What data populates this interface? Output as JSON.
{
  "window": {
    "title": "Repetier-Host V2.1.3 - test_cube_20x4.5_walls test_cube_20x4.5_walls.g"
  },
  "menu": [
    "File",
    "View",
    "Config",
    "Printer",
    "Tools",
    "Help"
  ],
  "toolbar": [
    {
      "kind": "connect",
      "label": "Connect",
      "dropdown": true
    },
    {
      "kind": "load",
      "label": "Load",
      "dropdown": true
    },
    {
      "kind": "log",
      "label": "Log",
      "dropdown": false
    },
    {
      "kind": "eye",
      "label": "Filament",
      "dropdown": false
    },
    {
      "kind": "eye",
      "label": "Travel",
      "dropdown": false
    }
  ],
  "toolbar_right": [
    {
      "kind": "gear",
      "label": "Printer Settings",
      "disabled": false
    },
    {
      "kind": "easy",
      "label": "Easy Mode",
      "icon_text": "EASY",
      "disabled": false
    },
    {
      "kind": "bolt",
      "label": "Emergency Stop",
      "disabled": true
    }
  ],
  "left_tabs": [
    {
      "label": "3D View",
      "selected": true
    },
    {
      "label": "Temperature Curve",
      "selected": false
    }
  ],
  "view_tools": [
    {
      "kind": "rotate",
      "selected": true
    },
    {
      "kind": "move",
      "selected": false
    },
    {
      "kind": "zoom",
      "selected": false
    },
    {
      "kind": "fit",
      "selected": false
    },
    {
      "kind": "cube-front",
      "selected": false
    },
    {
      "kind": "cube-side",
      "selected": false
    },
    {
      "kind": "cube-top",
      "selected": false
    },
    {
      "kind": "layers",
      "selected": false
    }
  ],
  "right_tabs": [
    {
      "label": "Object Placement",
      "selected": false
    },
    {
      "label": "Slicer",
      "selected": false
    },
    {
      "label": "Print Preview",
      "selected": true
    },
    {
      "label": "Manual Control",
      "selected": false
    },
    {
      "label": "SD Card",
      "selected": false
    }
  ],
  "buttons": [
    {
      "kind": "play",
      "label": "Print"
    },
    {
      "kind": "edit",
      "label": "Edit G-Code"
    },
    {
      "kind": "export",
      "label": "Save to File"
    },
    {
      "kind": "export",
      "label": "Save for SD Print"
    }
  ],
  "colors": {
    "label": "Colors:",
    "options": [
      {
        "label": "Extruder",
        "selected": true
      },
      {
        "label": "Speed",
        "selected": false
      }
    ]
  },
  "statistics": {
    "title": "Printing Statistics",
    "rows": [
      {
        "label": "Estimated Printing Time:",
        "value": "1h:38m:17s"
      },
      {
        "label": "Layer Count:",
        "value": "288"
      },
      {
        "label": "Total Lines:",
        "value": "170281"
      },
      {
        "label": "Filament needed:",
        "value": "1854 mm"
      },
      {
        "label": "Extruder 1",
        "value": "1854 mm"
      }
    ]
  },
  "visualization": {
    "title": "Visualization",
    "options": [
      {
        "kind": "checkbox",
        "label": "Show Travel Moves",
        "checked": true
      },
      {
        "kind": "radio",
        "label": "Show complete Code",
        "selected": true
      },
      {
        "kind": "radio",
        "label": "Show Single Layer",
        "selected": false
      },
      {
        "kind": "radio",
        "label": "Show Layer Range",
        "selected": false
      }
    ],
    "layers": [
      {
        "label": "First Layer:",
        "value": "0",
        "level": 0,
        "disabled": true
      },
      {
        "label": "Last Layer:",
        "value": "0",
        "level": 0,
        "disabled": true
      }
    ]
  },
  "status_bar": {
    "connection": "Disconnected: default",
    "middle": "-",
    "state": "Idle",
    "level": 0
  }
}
☆ ☆ ☆ ☆ ☆
THE EXERCISE> Extract all of the data above and output it character for character.

SOLUTION FOR THIS TASK>
What data populates this interface? Output as JSON.
{
  "window": {
    "title": "Repetier-Host V2.1.3 - test_cube_20x4.5_walls test_cube_20x4.5_walls.g"
  },
  "menu": [
    "File",
    "View",
    "Config",
    "Printer",
    "Tools",
    "Help"
  ],
  "toolbar": [
    {
      "kind": "connect",
      "label": "Connect",
      "dropdown": true
    },
    {
      "kind": "load",
      "label": "Load",
      "dropdown": true
    },
    {
      "kind": "log",
      "label": "Log",
      "dropdown": false
    },
    {
      "kind": "eye",
      "label": "Filament",
      "dropdown": false
    },
    {
      "kind": "eye",
      "label": "Travel",
      "dropdown": false
    }
  ],
  "toolbar_right": [
    {
      "kind": "gear",
      "label": "Printer Settings",
      "disabled": false
    },
    {
      "kind": "easy",
      "label": "Easy Mode",
      "icon_text": "EASY",
      "disabled": false
    },
    {
      "kind": "bolt",
      "label": "Emergency Stop",
      "disabled": true
    }
  ],
  "left_tabs": [
    {
      "label": "3D View",
      "selected": true
    },
    {
      "label": "Temperature Curve",
      "selected": false
    }
  ],
  "view_tools": [
    {
      "kind": "rotate",
      "selected": true
    },
    {
      "kind": "move",
      "selected": false
    },
    {
      "kind": "zoom",
      "selected": false
    },
    {
      "kind": "fit",
      "selected": false
    },
    {
      "kind": "cube-front",
      "selected": false
    },
    {
      "kind": "cube-side",
      "selected": false
    },
    {
      "kind": "cube-top",
      "selected": false
    },
    {
      "kind": "layers",
      "selected": false
    }
  ],
  "right_tabs": [
    {
      "label": "Object Placement",
      "selected": false
    },
    {
      "label": "Slicer",
      "selected": false
    },
    {
      "label": "Print Preview",
      "selected": true
    },
    {
      "label": "Manual Control",
      "selected": false
    },
    {
      "label": "SD Card",
      "selected": false
    }
  ],
  "buttons": [
    {
      "kind": "play",
      "label": "Print"
    },
    {
      "kind": "edit",
      "label": "Edit G-Code"
    },
    {
      "kind": "export",
      "label": "Save to File"
    },
    {
      "kind": "export",
      "label": "Save for SD Print"
    }
  ],
  "colors": {
    "label": "Colors:",
    "options": [
      {
        "label": "Extruder",
        "selected": true
      },
      {
        "label": "Speed",
        "selected": false
      }
    ]
  },
  "statistics": {
    "title": "Printing Statistics",
    "rows": [
      {
        "label": "Estimated Printing Time:",
        "value": "1h:38m:17s"
      },
      {
        "label": "Layer Count:",
        "value": "288"
      },
      {
        "label": "Total Lines:",
        "value": "170281"
      },
      {
        "label": "Filament needed:",
        "value": "1854 mm"
      },
      {
        "label": "Extruder 1",
        "value": "1854 mm"
      }
    ]
  },
  "visualization": {
    "title": "Visualization",
    "options": [
      {
        "kind": "checkbox",
        "label": "Show Travel Moves",
        "checked": true
      },
      {
        "kind": "radio",
        "label": "Show complete Code",
        "selected": true
      },
      {
        "kind": "radio",
        "label": "Show Single Layer",
        "selected": false
      },
      {
        "kind": "radio",
        "label": "Show Layer Range",
        "selected": false
      }
    ],
    "layers": [
      {
        "label": "First Layer:",
        "value": "0",
        "level": 0,
        "disabled": true
      },
      {
        "label": "Last Layer:",
        "value": "0",
        "level": 0,
        "disabled": true
      }
    ]
  },
  "status_bar": {
    "connection": "Disconnected: default",
    "middle": "-",
    "state": "Idle",
    "level": 0
  }
}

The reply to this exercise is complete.